**Request**. Extract the lines that carry the string "SDTVAR" from the listing.

[Items from a figure collection]
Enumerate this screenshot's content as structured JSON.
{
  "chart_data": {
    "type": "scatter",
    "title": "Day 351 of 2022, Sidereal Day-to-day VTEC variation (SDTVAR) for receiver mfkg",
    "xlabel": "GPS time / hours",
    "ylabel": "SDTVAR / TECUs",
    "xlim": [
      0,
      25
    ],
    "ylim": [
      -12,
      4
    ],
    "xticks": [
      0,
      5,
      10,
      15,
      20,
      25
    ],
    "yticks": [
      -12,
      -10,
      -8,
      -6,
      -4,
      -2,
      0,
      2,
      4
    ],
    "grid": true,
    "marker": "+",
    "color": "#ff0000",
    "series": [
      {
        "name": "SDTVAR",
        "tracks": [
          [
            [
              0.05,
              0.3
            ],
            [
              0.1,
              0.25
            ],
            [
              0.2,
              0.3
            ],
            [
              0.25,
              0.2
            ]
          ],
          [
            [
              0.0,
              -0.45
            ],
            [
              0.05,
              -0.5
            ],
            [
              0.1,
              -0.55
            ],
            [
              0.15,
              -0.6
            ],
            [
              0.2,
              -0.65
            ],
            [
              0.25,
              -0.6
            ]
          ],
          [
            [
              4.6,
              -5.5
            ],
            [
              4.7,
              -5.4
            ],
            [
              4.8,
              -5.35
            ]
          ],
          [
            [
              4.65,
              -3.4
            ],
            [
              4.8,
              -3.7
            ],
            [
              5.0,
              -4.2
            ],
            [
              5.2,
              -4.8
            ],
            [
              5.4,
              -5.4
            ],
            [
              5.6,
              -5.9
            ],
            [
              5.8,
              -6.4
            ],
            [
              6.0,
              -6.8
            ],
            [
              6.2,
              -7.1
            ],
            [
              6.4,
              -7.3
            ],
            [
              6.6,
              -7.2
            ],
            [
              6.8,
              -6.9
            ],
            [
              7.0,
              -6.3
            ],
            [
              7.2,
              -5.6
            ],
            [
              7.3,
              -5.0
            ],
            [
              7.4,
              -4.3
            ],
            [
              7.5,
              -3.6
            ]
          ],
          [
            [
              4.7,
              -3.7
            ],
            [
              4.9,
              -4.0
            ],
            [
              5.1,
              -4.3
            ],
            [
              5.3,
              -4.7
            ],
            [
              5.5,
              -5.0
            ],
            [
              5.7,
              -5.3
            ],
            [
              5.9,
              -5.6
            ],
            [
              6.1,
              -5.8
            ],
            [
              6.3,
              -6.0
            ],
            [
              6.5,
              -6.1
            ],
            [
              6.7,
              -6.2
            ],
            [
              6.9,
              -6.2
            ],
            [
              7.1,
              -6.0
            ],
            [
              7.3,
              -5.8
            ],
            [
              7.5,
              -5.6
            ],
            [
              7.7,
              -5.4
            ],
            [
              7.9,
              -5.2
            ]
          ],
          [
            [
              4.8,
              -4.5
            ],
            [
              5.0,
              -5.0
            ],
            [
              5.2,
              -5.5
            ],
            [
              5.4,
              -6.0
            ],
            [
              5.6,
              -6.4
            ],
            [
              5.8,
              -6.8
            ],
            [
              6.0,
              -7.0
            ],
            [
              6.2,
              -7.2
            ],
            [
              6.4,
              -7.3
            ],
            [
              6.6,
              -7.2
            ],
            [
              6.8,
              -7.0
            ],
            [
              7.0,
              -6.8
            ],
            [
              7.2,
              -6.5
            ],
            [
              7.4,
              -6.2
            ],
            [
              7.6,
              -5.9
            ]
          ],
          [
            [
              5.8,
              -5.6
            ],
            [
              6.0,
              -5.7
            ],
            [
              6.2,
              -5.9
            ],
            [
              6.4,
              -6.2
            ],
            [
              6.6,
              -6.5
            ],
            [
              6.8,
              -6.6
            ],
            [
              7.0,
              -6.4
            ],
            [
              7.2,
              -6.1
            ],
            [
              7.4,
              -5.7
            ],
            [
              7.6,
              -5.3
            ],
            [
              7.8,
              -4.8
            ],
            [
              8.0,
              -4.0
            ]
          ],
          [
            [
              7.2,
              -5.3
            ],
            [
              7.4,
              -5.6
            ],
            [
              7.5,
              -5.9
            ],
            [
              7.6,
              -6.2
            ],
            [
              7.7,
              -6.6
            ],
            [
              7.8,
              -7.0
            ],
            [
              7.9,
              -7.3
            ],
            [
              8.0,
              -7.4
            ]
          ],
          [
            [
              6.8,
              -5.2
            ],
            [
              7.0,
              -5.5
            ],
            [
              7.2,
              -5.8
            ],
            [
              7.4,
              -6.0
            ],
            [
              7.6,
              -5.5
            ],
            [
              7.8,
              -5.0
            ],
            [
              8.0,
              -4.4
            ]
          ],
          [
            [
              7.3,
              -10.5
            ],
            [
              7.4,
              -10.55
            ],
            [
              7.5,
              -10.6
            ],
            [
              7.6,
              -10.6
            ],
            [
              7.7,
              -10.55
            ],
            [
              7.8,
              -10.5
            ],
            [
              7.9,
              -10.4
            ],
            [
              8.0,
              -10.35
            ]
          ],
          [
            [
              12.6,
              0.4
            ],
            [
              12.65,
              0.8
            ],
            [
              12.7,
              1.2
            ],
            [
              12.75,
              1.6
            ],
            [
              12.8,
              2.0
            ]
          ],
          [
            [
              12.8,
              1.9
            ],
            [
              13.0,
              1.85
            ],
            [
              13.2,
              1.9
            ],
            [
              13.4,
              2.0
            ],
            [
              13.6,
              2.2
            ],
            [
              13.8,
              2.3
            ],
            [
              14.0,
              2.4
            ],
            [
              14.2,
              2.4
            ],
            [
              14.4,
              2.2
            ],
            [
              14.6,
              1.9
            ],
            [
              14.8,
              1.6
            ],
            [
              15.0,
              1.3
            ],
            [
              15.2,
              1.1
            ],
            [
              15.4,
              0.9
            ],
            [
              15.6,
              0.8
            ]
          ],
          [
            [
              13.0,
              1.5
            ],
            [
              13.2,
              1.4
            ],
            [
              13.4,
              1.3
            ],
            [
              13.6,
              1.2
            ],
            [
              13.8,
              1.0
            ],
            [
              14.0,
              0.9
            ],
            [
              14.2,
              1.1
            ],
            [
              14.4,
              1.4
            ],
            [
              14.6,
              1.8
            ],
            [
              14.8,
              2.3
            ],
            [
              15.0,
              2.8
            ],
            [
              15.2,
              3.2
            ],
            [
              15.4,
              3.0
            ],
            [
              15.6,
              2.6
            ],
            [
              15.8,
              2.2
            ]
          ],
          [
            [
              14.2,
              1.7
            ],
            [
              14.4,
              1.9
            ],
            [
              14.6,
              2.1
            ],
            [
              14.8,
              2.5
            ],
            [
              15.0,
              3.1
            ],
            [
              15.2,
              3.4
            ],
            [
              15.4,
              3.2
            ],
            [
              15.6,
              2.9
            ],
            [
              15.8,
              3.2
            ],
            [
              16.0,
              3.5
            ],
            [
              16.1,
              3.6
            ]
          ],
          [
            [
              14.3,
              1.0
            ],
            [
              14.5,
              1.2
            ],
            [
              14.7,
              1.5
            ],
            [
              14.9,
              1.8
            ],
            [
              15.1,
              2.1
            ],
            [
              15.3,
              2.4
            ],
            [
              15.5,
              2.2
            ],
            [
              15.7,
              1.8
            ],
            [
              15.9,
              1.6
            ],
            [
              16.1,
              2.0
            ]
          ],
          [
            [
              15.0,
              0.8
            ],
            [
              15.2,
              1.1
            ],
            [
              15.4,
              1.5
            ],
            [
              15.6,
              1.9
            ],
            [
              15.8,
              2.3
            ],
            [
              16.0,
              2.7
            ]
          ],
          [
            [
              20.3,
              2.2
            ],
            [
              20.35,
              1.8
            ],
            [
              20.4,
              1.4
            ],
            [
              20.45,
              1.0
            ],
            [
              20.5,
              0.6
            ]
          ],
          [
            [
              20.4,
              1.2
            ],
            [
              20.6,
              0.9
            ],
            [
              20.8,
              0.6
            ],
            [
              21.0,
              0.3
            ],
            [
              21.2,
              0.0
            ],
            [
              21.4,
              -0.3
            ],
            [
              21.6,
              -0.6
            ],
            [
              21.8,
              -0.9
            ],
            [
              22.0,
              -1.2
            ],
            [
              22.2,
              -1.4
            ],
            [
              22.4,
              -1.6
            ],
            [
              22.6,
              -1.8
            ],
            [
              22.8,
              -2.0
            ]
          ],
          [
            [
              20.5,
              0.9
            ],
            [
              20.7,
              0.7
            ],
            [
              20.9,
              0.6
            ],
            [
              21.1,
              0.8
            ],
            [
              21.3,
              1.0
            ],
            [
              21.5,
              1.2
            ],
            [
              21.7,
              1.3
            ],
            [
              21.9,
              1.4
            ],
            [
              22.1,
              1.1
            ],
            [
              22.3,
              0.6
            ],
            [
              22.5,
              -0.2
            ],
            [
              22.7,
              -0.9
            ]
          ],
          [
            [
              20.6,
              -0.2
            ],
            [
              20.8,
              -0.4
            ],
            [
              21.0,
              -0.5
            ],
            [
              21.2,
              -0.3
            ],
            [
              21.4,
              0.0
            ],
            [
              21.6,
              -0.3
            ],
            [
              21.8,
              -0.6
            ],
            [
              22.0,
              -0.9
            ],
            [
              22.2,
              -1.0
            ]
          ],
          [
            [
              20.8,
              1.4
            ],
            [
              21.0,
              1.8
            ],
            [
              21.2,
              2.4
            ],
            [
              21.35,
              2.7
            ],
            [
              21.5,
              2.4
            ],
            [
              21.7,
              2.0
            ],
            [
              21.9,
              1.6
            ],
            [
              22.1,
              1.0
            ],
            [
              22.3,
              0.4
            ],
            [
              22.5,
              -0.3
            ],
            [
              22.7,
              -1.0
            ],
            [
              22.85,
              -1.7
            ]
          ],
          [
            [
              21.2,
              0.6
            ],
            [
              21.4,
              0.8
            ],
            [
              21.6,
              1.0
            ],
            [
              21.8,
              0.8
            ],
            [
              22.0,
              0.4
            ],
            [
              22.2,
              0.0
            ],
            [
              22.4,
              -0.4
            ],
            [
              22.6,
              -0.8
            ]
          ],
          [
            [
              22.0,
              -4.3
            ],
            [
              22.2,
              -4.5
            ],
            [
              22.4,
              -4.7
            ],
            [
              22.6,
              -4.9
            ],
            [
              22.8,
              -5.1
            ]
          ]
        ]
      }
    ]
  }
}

**Response to this task**.
    "title": "Day 351 of 2022, Sidereal Day-to-day VTEC variation (SDTVAR) for receiver mfkg",
    "ylabel": "SDTVAR / TECUs",
        "name": "SDTVAR",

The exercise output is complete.